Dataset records
....
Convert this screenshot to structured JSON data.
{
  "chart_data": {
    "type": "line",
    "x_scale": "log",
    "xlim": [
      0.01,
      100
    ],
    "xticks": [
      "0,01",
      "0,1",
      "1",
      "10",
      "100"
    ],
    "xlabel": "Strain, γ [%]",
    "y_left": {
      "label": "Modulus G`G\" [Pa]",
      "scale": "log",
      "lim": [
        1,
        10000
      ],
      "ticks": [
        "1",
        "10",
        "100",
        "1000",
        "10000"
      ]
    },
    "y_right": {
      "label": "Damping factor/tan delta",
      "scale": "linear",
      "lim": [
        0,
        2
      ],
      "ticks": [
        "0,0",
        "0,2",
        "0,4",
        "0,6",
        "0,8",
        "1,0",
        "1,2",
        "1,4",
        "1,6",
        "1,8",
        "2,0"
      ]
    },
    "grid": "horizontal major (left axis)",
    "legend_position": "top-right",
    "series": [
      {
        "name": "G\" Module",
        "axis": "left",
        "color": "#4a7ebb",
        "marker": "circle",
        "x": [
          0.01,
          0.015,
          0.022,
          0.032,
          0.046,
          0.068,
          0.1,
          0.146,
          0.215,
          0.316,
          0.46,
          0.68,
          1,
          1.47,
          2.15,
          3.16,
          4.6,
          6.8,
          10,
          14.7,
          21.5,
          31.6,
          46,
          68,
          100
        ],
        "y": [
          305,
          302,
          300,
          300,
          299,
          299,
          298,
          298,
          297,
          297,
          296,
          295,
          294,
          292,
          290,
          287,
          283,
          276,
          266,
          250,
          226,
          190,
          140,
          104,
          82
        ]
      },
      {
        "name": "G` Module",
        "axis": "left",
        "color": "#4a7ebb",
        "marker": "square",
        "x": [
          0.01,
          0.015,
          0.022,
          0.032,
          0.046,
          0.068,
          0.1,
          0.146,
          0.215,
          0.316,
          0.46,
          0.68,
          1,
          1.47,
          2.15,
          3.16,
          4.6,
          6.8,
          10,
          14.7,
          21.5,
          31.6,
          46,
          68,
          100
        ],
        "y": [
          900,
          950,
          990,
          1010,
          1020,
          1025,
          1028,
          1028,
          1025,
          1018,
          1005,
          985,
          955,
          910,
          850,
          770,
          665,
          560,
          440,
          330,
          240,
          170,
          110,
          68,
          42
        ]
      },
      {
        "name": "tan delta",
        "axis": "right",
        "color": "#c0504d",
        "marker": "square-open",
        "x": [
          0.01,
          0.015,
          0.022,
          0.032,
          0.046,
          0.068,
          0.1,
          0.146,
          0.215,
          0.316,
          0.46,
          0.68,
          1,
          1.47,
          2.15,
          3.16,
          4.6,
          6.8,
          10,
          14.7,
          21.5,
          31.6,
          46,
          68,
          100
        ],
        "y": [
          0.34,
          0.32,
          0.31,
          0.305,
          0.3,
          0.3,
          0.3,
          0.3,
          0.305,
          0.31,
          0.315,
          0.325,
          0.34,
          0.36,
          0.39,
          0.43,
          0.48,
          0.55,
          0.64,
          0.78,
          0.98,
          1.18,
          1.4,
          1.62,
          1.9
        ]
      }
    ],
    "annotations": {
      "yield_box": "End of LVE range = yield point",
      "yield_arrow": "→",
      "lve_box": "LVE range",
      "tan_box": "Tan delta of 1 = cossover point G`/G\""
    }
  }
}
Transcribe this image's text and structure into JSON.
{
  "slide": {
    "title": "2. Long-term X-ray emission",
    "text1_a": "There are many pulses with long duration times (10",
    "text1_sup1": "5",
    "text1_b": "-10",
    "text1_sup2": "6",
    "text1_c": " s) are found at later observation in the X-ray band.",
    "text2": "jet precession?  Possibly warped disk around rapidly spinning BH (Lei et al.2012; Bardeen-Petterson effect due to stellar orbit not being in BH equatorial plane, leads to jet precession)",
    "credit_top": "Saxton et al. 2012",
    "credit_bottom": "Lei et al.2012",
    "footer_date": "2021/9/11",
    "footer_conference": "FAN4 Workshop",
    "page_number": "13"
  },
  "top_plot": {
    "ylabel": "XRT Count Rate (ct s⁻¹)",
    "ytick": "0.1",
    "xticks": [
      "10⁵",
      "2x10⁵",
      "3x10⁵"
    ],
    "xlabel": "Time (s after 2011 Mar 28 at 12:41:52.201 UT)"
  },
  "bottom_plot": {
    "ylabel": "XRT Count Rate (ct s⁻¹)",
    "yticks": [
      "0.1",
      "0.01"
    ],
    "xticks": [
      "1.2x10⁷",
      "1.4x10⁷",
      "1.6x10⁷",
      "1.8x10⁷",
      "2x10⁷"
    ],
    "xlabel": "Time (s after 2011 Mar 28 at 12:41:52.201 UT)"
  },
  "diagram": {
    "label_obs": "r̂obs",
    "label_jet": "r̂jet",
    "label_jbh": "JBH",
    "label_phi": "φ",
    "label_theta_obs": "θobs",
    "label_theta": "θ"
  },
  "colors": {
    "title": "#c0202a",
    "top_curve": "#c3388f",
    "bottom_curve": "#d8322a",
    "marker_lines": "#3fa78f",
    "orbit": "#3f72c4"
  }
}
....
§ **TASK BRIEF**
Exactly reproduce all of the entries above.

§ **WRITTEN RESPONSE**
Convert this screenshot to structured JSON data.
{
  "chart_data": {
    "type": "line",
    "x_scale": "log",
    "xlim": [
      0.01,
      100
    ],
    "xticks": [
      "0,01",
      "0,1",
      "1",
      "10",
      "100"
    ],
    "xlabel": "Strain, γ [%]",
    "y_left": {
      "label": "Modulus G`G\" [Pa]",
      "scale": "log",
      "lim": [
        1,
        10000
      ],
      "ticks": [
        "1",
        "10",
        "100",
        "1000",
        "10000"
      ]
    },
    "y_right": {
      "label": "Damping factor/tan delta",
      "scale": "linear",
      "lim": [
        0,
        2
      ],
      "ticks": [
        "0,0",
        "0,2",
        "0,4",
        "0,6",
        "0,8",
        "1,0",
        "1,2",
        "1,4",
        "1,6",
        "1,8",
        "2,0"
      ]
    },
    "grid": "horizontal major (left axis)",
    "legend_position": "top-right",
    "series": [
      {
        "name": "G\" Module",
        "axis": "left",
        "color": "#4a7ebb",
        "marker": "circle",
        "x": [
          0.01,
          0.015,
          0.022,
          0.032,
          0.046,
          0.068,
          0.1,
          0.146,
          0.215,
          0.316,
          0.46,
          0.68,
          1,
          1.47,
          2.15,
          3.16,
          4.6,
          6.8,
          10,
          14.7,
          21.5,
          31.6,
          46,
          68,
          100
        ],
        "y": [
          305,
          302,
          300,
          300,
          299,
          299,
          298,
          298,
          297,
          297,
          296,
          295,
          294,
          292,
          290,
          287,
          283,
          276,
          266,
          250,
          226,
          190,
          140,
          104,
          82
        ]
      },
      {
        "name": "G` Module",
        "axis": "left",
        "color": "#4a7ebb",
        "marker": "square",
        "x": [
          0.01,
          0.015,
          0.022,
          0.032,
          0.046,
          0.068,
          0.1,
          0.146,
          0.215,
          0.316,
          0.46,
          0.68,
          1,
          1.47,
          2.15,
          3.16,
          4.6,
          6.8,
          10,
          14.7,
          21.5,
          31.6,
          46,
          68,
          100
        ],
        "y": [
          900,
          950,
          990,
          1010,
          1020,
          1025,
          1028,
          1028,
          1025,
          1018,
          1005,
          985,
          955,
          910,
          850,
          770,
          665,
          560,
          440,
          330,
          240,
          170,
          110,
          68,
          42
        ]
      },
      {
        "name": "tan delta",
        "axis": "right",
        "color": "#c0504d",
        "marker": "square-open",
        "x": [
          0.01,
          0.015,
          0.022,
          0.032,
          0.046,
          0.068,
          0.1,
          0.146,
          0.215,
          0.316,
          0.46,
          0.68,
          1,
          1.47,
          2.15,
          3.16,
          4.6,
          6.8,
          10,
          14.7,
          21.5,
          31.6,
          46,
          68,
          100
        ],
        "y": [
          0.34,
          0.32,
          0.31,
          0.305,
          0.3,
          0.3,
          0.3,
          0.3,
          0.305,
          0.31,
          0.315,
          0.325,
          0.34,
          0.36,
          0.39,
          0.43,
          0.48,
          0.55,
          0.64,
          0.78,
          0.98,
          1.18,
          1.4,
          1.62,
          1.9
        ]
      }
    ],
    "annotations": {
      "yield_box": "End of LVE range = yield point",
      "yield_arrow": "→",
      "lve_box": "LVE range",
      "tan_box": "Tan delta of 1 = cossover point G`/G\""
    }
  }
}
Transcribe this image's text and structure into JSON.
{
  "slide": {
    "title": "2. Long-term X-ray emission",
    "text1_a": "There are many pulses with long duration times (10",
    "text1_sup1": "5",
    "text1_b": "-10",
    "text1_sup2": "6",
    "text1_c": " s) are found at later observation in the X-ray band.",
    "text2": "jet precession?  Possibly warped disk around rapidly spinning BH (Lei et al.2012; Bardeen-Petterson effect due to stellar orbit not being in BH equatorial plane, leads to jet precession)",
    "credit_top": "Saxton et al. 2012",
    "credit_bottom": "Lei et al.2012",
    "footer_date": "2021/9/11",
    "footer_conference": "FAN4 Workshop",
    "page_number": "13"
  },
  "top_plot": {
    "ylabel": "XRT Count Rate (ct s⁻¹)",
    "ytick": "0.1",
    "xticks": [
      "10⁵",
      "2x10⁵",
      "3x10⁵"
    ],
    "xlabel": "Time (s after 2011 Mar 28 at 12:41:52.201 UT)"
  },
  "bottom_plot": {
    "ylabel": "XRT Count Rate (ct s⁻¹)",
    "yticks": [
      "0.1",
      "0.01"
    ],
    "xticks": [
      "1.2x10⁷",
      "1.4x10⁷",
      "1.6x10⁷",
      "1.8x10⁷",
      "2x10⁷"
    ],
    "xlabel": "Time (s after 2011 Mar 28 at 12:41:52.201 UT)"
  },
  "diagram": {
    "label_obs": "r̂obs",
    "label_jet": "r̂jet",
    "label_jbh": "JBH",
    "label_phi": "φ",
    "label_theta_obs": "θobs",
    "label_theta": "θ"
  },
  "colors": {
    "title": "#c0202a",
    "top_curve": "#c3388f",
    "bottom_curve": "#d8322a",
    "marker_lines": "#3fa78f",
    "orbit": "#3f72c4"
  }
}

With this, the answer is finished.